DIRECTION: Extract, from the records beneath this instruction, each line that contains the word "structured".

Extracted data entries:
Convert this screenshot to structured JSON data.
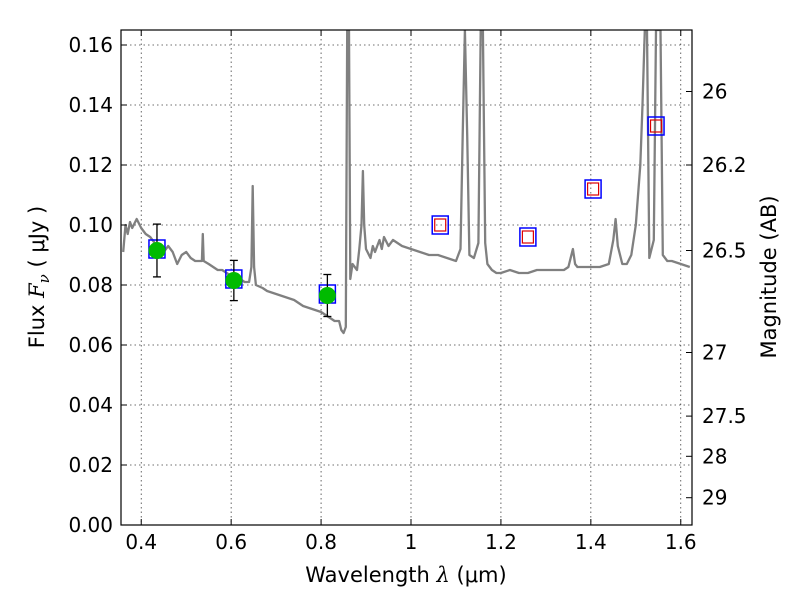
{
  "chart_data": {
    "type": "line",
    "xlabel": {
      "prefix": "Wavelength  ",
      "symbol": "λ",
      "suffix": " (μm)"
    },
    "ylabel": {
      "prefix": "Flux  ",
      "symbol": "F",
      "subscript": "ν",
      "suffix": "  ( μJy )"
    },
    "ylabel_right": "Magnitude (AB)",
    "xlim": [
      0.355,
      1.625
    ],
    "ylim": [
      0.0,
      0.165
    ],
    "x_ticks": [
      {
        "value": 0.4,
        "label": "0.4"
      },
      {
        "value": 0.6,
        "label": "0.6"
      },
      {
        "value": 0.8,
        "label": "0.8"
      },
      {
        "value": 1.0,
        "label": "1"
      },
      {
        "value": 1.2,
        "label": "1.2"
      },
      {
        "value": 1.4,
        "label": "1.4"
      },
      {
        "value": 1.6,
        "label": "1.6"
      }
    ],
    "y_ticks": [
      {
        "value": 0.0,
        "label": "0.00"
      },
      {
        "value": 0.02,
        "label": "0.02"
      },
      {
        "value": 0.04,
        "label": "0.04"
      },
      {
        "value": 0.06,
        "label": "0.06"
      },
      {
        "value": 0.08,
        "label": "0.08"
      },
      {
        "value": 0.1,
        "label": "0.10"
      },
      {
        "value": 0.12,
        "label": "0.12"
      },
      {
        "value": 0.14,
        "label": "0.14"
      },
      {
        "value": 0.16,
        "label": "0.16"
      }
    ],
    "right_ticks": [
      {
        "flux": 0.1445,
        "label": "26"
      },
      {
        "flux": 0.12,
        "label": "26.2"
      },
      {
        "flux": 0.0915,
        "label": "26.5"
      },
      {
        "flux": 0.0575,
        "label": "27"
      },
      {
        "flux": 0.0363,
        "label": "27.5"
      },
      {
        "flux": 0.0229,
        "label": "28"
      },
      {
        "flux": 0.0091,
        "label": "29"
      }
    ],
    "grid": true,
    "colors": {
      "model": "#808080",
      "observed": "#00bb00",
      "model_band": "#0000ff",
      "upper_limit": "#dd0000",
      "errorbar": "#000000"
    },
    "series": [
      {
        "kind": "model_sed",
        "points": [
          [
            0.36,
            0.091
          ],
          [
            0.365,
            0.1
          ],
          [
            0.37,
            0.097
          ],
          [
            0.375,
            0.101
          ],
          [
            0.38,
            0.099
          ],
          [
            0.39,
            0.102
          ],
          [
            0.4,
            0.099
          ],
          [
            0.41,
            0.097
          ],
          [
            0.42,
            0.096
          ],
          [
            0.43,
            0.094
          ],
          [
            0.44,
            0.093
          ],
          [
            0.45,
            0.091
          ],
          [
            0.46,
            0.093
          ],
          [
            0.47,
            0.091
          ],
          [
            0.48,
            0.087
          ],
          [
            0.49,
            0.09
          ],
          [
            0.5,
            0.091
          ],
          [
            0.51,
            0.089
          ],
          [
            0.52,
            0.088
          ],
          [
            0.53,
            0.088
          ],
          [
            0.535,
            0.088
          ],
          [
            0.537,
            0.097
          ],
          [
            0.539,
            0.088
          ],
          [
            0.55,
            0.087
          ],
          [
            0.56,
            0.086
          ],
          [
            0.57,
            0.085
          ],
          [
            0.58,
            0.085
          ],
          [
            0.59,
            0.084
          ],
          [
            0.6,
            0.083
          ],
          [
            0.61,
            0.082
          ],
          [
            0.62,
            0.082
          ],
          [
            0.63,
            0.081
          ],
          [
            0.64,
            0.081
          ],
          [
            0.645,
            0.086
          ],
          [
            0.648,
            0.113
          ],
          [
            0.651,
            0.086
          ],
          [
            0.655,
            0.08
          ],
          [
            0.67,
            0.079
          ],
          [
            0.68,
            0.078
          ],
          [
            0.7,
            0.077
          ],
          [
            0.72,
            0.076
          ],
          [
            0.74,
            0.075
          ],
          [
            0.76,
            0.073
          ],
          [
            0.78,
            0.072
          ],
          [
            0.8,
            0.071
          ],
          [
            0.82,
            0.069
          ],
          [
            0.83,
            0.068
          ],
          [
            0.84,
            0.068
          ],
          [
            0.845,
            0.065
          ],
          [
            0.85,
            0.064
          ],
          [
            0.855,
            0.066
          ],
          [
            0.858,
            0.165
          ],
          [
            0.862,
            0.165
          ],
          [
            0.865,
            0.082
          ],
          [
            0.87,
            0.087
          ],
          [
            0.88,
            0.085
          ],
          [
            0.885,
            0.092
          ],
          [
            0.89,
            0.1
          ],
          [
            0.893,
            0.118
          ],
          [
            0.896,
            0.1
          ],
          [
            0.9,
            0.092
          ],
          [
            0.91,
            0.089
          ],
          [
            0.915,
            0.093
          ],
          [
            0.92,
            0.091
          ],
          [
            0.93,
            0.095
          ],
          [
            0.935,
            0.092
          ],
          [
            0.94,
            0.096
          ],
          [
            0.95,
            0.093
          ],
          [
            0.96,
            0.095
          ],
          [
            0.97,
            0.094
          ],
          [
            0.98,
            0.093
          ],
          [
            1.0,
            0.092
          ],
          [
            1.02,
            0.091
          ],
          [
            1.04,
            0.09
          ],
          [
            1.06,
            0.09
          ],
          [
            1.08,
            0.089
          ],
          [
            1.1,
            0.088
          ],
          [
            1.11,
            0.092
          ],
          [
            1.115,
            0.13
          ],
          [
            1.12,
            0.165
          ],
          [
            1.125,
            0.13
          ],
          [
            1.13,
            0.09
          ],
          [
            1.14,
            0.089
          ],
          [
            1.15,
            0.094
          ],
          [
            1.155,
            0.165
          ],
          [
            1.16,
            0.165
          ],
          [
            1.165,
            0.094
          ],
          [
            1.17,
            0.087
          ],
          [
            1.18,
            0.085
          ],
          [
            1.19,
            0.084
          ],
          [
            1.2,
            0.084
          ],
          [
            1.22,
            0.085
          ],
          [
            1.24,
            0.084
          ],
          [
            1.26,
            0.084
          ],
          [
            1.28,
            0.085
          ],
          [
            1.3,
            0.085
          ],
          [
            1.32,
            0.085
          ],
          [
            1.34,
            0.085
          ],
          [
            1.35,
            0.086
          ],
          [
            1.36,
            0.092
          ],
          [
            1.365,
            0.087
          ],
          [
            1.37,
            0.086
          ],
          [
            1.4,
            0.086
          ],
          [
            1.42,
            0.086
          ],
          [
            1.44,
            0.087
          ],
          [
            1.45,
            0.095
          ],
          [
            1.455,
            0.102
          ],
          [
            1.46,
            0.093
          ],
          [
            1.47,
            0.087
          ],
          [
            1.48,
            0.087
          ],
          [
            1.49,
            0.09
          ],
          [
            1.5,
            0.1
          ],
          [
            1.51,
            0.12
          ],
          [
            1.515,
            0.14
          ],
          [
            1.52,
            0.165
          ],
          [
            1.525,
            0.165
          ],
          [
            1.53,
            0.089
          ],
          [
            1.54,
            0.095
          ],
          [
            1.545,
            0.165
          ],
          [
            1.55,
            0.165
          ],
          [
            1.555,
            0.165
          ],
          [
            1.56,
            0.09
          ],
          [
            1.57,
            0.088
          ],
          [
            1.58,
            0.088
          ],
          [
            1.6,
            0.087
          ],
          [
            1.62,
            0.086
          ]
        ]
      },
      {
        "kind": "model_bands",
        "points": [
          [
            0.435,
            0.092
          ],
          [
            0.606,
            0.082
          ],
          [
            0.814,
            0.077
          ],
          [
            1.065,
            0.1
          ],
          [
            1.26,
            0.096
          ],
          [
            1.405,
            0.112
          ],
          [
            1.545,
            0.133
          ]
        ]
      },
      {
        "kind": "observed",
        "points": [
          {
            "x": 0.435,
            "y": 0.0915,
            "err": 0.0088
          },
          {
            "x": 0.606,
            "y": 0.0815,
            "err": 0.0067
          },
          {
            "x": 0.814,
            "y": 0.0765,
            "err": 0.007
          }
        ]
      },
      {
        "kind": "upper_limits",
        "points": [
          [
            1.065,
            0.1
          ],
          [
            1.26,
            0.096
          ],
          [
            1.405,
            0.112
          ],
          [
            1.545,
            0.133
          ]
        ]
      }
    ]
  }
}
==
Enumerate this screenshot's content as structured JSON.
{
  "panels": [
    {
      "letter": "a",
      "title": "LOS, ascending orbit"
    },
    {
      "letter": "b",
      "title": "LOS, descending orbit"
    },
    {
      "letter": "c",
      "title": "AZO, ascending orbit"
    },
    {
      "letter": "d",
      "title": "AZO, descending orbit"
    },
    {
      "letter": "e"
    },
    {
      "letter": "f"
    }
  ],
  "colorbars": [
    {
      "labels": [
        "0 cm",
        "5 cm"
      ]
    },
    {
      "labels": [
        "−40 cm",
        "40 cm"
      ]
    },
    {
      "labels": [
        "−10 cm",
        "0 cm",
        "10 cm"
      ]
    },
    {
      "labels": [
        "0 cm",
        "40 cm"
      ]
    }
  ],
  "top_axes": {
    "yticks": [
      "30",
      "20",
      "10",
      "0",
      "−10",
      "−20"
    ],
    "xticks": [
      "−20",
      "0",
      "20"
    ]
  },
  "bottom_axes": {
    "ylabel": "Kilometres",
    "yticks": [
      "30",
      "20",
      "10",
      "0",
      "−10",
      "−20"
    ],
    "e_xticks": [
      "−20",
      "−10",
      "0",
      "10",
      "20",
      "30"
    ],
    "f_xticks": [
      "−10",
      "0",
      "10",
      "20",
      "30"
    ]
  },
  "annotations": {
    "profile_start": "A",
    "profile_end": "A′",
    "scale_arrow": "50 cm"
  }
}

RESULT:
Convert this screenshot to structured JSON data.
Enumerate this screenshot's content as structured JSON.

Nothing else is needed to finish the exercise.